→ Task
Reproduce the data in its entirety, exactly as supplied.
— begin Rows —
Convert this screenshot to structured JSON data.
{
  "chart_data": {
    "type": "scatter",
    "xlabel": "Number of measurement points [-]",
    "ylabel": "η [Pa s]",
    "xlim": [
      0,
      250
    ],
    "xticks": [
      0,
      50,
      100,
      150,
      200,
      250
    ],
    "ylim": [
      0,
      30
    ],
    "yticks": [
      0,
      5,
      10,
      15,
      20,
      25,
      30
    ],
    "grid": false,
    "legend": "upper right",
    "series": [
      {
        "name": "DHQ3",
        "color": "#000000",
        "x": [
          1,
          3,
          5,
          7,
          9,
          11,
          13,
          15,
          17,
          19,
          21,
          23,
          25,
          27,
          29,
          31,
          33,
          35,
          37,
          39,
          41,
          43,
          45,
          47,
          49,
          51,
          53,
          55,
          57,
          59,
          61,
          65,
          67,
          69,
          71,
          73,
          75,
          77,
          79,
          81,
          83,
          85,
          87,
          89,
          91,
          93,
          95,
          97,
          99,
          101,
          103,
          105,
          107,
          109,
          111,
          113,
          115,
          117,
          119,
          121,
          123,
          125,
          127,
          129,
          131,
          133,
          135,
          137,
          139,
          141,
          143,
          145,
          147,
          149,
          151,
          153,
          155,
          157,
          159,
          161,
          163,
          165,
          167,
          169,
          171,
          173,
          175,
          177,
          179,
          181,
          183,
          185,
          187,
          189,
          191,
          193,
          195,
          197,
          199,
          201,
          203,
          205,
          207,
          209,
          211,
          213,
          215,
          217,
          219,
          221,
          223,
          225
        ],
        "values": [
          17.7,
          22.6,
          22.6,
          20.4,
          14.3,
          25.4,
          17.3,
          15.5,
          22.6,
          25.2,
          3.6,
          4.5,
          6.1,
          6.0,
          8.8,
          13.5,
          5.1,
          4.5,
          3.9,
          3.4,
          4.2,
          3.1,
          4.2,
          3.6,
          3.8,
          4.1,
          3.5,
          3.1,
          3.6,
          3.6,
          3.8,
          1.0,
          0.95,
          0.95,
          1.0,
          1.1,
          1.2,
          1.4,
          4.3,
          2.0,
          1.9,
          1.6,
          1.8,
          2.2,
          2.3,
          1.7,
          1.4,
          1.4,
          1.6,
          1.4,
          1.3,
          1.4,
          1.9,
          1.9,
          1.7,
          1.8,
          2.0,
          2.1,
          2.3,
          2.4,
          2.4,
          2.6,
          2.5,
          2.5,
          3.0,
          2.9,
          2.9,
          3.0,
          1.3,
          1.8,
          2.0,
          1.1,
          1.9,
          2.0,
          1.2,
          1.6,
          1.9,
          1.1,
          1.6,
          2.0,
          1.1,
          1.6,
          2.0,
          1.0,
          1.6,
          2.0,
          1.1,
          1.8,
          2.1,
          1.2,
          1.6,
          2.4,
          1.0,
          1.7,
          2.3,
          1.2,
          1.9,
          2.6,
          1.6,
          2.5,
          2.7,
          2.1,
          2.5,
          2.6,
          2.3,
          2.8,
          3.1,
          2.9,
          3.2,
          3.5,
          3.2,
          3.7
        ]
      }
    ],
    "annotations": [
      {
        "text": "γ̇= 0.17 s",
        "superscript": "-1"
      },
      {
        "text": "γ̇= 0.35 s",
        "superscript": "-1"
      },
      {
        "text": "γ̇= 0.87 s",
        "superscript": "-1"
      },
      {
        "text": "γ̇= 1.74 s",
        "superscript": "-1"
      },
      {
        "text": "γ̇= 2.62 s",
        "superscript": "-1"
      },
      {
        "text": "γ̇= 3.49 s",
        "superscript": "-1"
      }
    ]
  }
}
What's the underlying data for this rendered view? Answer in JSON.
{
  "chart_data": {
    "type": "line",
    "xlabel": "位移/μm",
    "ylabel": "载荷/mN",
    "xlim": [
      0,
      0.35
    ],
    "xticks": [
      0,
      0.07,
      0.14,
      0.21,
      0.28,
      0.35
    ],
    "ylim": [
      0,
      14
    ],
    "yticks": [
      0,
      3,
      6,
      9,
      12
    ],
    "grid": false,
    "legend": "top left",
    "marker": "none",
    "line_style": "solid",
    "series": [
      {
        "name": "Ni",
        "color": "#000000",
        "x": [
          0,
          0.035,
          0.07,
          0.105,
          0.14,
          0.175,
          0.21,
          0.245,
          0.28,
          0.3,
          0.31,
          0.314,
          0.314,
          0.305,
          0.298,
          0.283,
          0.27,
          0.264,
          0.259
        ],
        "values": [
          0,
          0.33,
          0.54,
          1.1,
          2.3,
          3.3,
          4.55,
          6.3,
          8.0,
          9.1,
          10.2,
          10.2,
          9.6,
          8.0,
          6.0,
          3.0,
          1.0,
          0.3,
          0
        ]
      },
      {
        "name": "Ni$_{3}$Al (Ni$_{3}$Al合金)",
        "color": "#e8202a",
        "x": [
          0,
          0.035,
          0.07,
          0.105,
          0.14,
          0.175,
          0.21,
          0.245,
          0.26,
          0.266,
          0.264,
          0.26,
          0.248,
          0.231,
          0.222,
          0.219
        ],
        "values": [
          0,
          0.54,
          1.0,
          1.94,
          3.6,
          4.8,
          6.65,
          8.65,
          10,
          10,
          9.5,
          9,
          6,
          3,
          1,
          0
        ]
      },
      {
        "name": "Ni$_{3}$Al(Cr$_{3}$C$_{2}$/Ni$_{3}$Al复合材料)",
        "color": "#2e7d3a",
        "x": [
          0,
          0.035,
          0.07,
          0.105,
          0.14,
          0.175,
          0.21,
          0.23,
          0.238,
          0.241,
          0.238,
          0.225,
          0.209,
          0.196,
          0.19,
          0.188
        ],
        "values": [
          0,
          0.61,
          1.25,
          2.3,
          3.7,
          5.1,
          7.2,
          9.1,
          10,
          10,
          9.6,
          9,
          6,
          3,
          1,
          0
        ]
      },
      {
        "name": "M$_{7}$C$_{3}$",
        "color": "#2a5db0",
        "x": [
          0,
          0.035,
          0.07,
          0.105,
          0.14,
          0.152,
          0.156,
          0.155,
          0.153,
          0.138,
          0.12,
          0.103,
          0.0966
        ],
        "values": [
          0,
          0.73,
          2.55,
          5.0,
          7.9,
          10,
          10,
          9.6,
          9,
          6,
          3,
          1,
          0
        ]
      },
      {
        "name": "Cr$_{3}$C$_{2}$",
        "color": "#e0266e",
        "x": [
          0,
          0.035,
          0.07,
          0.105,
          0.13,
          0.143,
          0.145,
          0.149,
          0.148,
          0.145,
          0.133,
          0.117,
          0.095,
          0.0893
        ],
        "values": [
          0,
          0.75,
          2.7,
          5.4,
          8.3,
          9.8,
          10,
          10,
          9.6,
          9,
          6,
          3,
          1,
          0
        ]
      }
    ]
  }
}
— end Rows —
→ Correct output
Convert this screenshot to structured JSON data.
{
  "chart_data": {
    "type": "scatter",
    "xlabel": "Number of measurement points [-]",
    "ylabel": "η [Pa s]",
    "xlim": [
      0,
      250
    ],
    "xticks": [
      0,
      50,
      100,
      150,
      200,
      250
    ],
    "ylim": [
      0,
      30
    ],
    "yticks": [
      0,
      5,
      10,
      15,
      20,
      25,
      30
    ],
    "grid": false,
    "legend": "upper right",
    "series": [
      {
        "name": "DHQ3",
        "color": "#000000",
        "x": [
          1,
          3,
          5,
          7,
          9,
          11,
          13,
          15,
          17,
          19,
          21,
          23,
          25,
          27,
          29,
          31,
          33,
          35,
          37,
          39,
          41,
          43,
          45,
          47,
          49,
          51,
          53,
          55,
          57,
          59,
          61,
          65,
          67,
          69,
          71,
          73,
          75,
          77,
          79,
          81,
          83,
          85,
          87,
          89,
          91,
          93,
          95,
          97,
          99,
          101,
          103,
          105,
          107,
          109,
          111,
          113,
          115,
          117,
          119,
          121,
          123,
          125,
          127,
          129,
          131,
          133,
          135,
          137,
          139,
          141,
          143,
          145,
          147,
          149,
          151,
          153,
          155,
          157,
          159,
          161,
          163,
          165,
          167,
          169,
          171,
          173,
          175,
          177,
          179,
          181,
          183,
          185,
          187,
          189,
          191,
          193,
          195,
          197,
          199,
          201,
          203,
          205,
          207,
          209,
          211,
          213,
          215,
          217,
          219,
          221,
          223,
          225
        ],
        "values": [
          17.7,
          22.6,
          22.6,
          20.4,
          14.3,
          25.4,
          17.3,
          15.5,
          22.6,
          25.2,
          3.6,
          4.5,
          6.1,
          6.0,
          8.8,
          13.5,
          5.1,
          4.5,
          3.9,
          3.4,
          4.2,
          3.1,
          4.2,
          3.6,
          3.8,
          4.1,
          3.5,
          3.1,
          3.6,
          3.6,
          3.8,
          1.0,
          0.95,
          0.95,
          1.0,
          1.1,
          1.2,
          1.4,
          4.3,
          2.0,
          1.9,
          1.6,
          1.8,
          2.2,
          2.3,
          1.7,
          1.4,
          1.4,
          1.6,
          1.4,
          1.3,
          1.4,
          1.9,
          1.9,
          1.7,
          1.8,
          2.0,
          2.1,
          2.3,
          2.4,
          2.4,
          2.6,
          2.5,
          2.5,
          3.0,
          2.9,
          2.9,
          3.0,
          1.3,
          1.8,
          2.0,
          1.1,
          1.9,
          2.0,
          1.2,
          1.6,
          1.9,
          1.1,
          1.6,
          2.0,
          1.1,
          1.6,
          2.0,
          1.0,
          1.6,
          2.0,
          1.1,
          1.8,
          2.1,
          1.2,
          1.6,
          2.4,
          1.0,
          1.7,
          2.3,
          1.2,
          1.9,
          2.6,
          1.6,
          2.5,
          2.7,
          2.1,
          2.5,
          2.6,
          2.3,
          2.8,
          3.1,
          2.9,
          3.2,
          3.5,
          3.2,
          3.7
        ]
      }
    ],
    "annotations": [
      {
        "text": "γ̇= 0.17 s",
        "superscript": "-1"
      },
      {
        "text": "γ̇= 0.35 s",
        "superscript": "-1"
      },
      {
        "text": "γ̇= 0.87 s",
        "superscript": "-1"
      },
      {
        "text": "γ̇= 1.74 s",
        "superscript": "-1"
      },
      {
        "text": "γ̇= 2.62 s",
        "superscript": "-1"
      },
      {
        "text": "γ̇= 3.49 s",
        "superscript": "-1"
      }
    ]
  }
}
What's the underlying data for this rendered view? Answer in JSON.
{
  "chart_data": {
    "type": "line",
    "xlabel": "位移/μm",
    "ylabel": "载荷/mN",
    "xlim": [
      0,
      0.35
    ],
    "xticks": [
      0,
      0.07,
      0.14,
      0.21,
      0.28,
      0.35
    ],
    "ylim": [
      0,
      14
    ],
    "yticks": [
      0,
      3,
      6,
      9,
      12
    ],
    "grid": false,
    "legend": "top left",
    "marker": "none",
    "line_style": "solid",
    "series": [
      {
        "name": "Ni",
        "color": "#000000",
        "x": [
          0,
          0.035,
          0.07,
          0.105,
          0.14,
          0.175,
          0.21,
          0.245,
          0.28,
          0.3,
          0.31,
          0.314,
          0.314,
          0.305,
          0.298,
          0.283,
          0.27,
          0.264,
          0.259
        ],
        "values": [
          0,
          0.33,
          0.54,
          1.1,
          2.3,
          3.3,
          4.55,
          6.3,
          8.0,
          9.1,
          10.2,
          10.2,
          9.6,
          8.0,
          6.0,
          3.0,
          1.0,
          0.3,
          0
        ]
      },
      {
        "name": "Ni$_{3}$Al (Ni$_{3}$Al合金)",
        "color": "#e8202a",
        "x": [
          0,
          0.035,
          0.07,
          0.105,
          0.14,
          0.175,
          0.21,
          0.245,
          0.26,
          0.266,
          0.264,
          0.26,
          0.248,
          0.231,
          0.222,
          0.219
        ],
        "values": [
          0,
          0.54,
          1.0,
          1.94,
          3.6,
          4.8,
          6.65,
          8.65,
          10,
          10,
          9.5,
          9,
          6,
          3,
          1,
          0
        ]
      },
      {
        "name": "Ni$_{3}$Al(Cr$_{3}$C$_{2}$/Ni$_{3}$Al复合材料)",
        "color": "#2e7d3a",
        "x": [
          0,
          0.035,
          0.07,
          0.105,
          0.14,
          0.175,
          0.21,
          0.23,
          0.238,
          0.241,
          0.238,
          0.225,
          0.209,
          0.196,
          0.19,
          0.188
        ],
        "values": [
          0,
          0.61,
          1.25,
          2.3,
          3.7,
          5.1,
          7.2,
          9.1,
          10,
          10,
          9.6,
          9,
          6,
          3,
          1,
          0
        ]
      },
      {
        "name": "M$_{7}$C$_{3}$",
        "color": "#2a5db0",
        "x": [
          0,
          0.035,
          0.07,
          0.105,
          0.14,
          0.152,
          0.156,
          0.155,
          0.153,
          0.138,
          0.12,
          0.103,
          0.0966
        ],
        "values": [
          0,
          0.73,
          2.55,
          5.0,
          7.9,
          10,
          10,
          9.6,
          9,
          6,
          3,
          1,
          0
        ]
      },
      {
        "name": "Cr$_{3}$C$_{2}$",
        "color": "#e0266e",
        "x": [
          0,
          0.035,
          0.07,
          0.105,
          0.13,
          0.143,
          0.145,
          0.149,
          0.148,
          0.145,
          0.133,
          0.117,
          0.095,
          0.0893
        ],
        "values": [
          0,
          0.75,
          2.7,
          5.4,
          8.3,
          9.8,
          10,
          10,
          9.6,
          9,
          6,
          3,
          1,
          0
        ]
      }
    ]
  }
}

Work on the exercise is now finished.